What you need to do ▸ Look through the data below and return each line where "subtitle" appears.

[Rows from a dataset]
------------------------------------------------------------------------

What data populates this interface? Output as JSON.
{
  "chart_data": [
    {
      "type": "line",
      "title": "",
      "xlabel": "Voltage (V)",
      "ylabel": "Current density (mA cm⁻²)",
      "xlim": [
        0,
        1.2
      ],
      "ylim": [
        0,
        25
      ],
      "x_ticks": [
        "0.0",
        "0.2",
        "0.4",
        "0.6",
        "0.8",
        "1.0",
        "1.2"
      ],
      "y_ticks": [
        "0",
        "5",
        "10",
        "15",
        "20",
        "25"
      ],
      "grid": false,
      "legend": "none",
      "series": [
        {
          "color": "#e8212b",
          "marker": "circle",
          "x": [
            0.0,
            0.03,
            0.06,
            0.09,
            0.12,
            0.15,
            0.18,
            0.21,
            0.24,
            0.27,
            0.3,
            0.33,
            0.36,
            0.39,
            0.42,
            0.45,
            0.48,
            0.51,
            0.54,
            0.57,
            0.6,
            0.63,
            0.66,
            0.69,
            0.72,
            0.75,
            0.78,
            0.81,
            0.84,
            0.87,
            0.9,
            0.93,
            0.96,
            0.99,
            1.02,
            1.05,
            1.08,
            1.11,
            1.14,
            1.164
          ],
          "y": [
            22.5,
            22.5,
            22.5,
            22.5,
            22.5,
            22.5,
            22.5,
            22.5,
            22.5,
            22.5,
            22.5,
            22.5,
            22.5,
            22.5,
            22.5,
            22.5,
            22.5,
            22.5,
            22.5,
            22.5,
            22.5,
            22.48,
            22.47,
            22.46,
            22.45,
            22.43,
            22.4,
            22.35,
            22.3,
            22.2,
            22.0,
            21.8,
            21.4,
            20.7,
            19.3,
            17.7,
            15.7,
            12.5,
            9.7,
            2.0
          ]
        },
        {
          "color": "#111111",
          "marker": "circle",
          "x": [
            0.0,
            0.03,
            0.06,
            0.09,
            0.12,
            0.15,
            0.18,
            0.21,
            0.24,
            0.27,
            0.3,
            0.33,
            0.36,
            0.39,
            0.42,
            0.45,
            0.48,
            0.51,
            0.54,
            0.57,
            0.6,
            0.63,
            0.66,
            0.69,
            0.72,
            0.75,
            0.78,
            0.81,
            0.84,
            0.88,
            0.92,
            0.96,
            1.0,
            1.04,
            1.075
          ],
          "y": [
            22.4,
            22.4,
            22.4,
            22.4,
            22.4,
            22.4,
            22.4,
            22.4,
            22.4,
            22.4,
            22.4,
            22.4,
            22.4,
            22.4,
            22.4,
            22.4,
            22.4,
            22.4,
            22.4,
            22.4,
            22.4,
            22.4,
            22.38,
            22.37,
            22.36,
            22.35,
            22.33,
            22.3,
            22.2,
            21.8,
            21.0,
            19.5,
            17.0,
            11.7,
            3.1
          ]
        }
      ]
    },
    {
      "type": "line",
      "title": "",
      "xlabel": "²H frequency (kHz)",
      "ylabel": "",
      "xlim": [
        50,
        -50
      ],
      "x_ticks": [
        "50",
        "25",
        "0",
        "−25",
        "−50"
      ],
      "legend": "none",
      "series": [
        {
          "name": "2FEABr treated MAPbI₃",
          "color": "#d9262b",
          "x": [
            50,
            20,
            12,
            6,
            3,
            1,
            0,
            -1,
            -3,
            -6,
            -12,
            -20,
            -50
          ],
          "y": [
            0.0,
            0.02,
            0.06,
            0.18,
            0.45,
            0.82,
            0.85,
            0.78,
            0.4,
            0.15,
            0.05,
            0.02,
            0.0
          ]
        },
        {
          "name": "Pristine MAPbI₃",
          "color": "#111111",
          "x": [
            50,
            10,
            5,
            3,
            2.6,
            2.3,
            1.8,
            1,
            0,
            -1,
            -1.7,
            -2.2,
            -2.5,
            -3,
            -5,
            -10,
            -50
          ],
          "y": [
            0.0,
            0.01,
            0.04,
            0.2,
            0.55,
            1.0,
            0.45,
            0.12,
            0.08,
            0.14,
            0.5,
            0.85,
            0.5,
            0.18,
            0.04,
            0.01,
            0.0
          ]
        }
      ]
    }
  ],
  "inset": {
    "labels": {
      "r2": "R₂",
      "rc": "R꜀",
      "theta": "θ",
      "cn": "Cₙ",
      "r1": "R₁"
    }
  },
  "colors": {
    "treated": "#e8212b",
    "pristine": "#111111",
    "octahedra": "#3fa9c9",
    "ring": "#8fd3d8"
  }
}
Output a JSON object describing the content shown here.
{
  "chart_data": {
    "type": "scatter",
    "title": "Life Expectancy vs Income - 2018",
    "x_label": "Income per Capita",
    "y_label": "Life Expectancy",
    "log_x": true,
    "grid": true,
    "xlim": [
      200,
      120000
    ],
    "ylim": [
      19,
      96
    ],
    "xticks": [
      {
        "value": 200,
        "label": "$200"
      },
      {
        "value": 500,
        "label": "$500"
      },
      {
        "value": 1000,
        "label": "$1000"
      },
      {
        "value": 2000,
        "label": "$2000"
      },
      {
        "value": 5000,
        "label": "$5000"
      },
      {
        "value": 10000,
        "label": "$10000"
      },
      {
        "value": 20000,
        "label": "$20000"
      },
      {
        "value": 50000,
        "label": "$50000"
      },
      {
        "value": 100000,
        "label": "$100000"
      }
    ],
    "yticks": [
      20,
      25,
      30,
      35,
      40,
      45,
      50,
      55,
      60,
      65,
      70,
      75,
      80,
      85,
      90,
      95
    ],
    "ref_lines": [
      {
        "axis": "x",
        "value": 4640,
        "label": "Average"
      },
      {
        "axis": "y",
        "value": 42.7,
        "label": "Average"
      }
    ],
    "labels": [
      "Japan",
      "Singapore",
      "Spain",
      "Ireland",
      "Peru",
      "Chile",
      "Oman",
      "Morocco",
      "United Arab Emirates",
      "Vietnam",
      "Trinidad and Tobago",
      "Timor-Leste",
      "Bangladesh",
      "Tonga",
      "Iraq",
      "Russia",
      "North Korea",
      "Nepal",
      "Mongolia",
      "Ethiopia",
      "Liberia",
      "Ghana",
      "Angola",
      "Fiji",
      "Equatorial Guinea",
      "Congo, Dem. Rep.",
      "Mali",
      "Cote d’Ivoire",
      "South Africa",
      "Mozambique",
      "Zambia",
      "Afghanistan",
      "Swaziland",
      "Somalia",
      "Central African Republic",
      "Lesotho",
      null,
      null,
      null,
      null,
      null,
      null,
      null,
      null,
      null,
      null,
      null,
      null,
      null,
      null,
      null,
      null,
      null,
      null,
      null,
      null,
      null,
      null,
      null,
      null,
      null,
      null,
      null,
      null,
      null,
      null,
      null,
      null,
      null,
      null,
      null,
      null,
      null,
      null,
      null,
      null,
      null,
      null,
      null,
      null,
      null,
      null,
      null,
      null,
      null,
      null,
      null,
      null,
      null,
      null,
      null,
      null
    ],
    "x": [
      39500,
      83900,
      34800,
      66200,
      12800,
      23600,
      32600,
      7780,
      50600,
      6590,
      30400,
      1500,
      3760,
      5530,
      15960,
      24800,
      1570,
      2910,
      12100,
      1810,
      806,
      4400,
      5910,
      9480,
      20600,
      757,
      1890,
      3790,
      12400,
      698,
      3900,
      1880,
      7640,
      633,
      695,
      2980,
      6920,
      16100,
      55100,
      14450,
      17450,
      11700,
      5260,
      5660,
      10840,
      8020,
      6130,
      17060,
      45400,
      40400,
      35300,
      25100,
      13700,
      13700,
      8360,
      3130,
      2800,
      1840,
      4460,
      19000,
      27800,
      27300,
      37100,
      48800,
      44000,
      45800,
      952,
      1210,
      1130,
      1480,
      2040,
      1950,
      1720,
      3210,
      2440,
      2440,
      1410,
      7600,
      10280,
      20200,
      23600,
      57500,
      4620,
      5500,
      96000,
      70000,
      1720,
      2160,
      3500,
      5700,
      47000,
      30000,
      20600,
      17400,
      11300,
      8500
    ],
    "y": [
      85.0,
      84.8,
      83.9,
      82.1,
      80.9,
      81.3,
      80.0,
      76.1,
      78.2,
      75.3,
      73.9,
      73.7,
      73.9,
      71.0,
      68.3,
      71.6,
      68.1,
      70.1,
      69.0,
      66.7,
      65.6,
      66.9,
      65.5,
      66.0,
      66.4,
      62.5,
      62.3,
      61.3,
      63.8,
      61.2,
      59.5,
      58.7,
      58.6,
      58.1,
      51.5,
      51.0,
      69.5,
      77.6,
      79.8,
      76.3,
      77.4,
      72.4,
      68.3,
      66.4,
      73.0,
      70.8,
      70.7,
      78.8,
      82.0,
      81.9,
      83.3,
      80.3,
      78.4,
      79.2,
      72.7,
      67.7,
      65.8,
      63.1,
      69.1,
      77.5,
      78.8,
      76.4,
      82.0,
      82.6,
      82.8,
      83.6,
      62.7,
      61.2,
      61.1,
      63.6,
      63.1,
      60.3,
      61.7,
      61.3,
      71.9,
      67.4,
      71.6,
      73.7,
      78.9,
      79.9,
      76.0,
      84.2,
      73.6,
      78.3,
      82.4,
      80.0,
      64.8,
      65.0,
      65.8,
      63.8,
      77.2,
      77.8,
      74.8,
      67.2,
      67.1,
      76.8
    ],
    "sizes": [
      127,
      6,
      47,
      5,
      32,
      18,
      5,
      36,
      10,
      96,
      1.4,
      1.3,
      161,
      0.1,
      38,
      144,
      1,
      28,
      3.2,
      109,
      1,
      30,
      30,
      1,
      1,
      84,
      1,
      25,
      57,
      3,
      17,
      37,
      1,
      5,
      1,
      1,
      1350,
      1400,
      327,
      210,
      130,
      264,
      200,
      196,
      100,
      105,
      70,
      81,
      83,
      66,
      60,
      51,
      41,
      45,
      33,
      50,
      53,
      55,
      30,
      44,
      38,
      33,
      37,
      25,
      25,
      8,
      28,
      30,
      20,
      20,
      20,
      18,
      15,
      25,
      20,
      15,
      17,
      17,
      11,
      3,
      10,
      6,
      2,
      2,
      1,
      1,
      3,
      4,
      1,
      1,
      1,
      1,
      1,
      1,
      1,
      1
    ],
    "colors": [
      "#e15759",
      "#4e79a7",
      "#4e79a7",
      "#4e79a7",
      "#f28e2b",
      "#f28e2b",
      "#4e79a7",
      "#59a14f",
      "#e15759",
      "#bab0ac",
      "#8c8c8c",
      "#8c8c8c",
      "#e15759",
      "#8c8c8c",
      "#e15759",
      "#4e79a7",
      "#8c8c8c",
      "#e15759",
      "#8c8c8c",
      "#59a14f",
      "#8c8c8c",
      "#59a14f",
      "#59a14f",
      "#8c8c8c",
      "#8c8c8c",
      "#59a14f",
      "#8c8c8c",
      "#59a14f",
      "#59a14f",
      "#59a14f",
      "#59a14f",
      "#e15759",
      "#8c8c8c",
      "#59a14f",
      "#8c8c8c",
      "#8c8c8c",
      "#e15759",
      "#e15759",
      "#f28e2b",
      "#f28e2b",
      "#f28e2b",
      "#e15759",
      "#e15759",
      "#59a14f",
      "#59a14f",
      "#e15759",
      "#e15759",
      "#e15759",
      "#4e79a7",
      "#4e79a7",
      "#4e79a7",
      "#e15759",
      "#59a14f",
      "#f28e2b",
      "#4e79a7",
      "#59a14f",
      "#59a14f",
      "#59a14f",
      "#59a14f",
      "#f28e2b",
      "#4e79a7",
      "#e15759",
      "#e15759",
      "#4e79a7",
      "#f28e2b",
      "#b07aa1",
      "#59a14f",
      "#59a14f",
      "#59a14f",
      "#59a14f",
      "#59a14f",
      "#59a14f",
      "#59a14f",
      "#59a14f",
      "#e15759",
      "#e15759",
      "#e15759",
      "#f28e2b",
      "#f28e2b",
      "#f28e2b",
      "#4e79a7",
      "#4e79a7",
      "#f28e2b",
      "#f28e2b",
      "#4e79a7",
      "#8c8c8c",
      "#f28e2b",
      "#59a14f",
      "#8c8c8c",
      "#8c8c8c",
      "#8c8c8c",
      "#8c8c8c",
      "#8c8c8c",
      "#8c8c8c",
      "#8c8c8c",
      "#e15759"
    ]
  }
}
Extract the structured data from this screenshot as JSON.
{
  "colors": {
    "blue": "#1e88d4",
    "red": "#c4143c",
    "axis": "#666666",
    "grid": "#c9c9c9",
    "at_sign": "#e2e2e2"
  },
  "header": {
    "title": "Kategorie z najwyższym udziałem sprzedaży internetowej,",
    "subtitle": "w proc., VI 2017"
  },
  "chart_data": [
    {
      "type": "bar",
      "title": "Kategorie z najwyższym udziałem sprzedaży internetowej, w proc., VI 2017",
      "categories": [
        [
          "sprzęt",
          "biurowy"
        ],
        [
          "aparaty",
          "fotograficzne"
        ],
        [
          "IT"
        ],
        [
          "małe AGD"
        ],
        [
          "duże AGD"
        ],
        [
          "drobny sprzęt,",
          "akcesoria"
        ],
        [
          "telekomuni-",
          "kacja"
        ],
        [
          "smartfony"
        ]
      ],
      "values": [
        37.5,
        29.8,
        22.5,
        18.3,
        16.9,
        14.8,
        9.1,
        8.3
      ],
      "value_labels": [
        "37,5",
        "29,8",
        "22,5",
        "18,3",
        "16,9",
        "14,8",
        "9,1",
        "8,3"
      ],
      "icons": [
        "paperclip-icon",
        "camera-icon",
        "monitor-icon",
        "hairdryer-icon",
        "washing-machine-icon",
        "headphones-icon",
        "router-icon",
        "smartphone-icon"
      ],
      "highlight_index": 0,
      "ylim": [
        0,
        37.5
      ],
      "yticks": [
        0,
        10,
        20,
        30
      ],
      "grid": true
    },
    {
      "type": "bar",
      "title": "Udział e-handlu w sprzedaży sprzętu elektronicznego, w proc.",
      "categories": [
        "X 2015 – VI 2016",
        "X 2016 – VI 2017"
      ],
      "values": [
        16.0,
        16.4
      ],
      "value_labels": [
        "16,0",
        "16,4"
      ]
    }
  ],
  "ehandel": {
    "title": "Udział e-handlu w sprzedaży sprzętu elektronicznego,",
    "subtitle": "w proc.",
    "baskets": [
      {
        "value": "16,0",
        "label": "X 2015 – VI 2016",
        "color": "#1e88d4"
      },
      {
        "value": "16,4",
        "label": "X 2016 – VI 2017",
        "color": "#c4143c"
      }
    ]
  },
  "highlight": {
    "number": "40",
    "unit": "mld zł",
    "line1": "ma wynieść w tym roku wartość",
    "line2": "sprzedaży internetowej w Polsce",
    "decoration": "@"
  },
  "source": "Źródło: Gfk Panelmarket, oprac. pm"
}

------------------------------------------------------------------------

Response to the task ▸
    "subtitle": "w proc., VI 2017"
    "subtitle": "w proc.",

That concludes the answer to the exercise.